Task brief:
Copy out all lines that hold "JSON".

Supplied records:

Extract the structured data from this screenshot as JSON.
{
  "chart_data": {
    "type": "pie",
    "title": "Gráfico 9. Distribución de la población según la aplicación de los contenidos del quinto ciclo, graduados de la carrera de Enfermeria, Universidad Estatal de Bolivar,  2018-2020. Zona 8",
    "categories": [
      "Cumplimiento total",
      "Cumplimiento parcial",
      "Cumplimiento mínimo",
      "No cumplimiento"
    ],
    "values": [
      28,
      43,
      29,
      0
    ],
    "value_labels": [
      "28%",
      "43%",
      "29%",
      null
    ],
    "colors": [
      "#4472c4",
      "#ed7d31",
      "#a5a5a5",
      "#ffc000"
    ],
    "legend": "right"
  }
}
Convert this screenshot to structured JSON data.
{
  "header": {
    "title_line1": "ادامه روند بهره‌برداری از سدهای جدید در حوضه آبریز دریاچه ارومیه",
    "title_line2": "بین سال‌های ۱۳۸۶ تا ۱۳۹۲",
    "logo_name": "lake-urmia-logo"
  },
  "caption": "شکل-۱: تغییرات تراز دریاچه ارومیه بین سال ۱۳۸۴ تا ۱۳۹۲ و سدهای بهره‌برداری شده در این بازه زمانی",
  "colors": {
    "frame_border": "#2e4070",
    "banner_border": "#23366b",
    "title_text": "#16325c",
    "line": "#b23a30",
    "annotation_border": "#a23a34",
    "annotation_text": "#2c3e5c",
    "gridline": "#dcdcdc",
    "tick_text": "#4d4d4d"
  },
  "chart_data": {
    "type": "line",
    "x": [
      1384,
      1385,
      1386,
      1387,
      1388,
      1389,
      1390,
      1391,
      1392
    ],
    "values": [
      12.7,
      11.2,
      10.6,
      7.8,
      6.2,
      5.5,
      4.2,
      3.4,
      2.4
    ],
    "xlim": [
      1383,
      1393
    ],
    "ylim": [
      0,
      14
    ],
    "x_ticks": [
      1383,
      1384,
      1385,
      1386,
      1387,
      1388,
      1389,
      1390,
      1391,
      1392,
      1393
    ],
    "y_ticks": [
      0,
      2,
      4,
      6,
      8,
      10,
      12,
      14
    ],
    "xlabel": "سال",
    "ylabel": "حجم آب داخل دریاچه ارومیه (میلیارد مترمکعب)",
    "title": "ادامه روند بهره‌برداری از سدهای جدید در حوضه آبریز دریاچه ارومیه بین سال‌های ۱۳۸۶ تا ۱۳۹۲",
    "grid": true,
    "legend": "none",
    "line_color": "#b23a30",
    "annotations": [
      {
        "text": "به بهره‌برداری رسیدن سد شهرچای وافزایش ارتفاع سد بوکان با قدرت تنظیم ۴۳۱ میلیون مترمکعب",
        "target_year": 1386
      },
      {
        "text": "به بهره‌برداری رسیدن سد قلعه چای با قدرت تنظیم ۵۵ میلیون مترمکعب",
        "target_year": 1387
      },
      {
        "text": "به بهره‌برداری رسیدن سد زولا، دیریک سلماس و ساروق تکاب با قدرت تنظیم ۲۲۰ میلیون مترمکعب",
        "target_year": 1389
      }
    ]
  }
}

Task response:
Extract the structured data from this screenshot as JSON.
Convert this screenshot to structured JSON data.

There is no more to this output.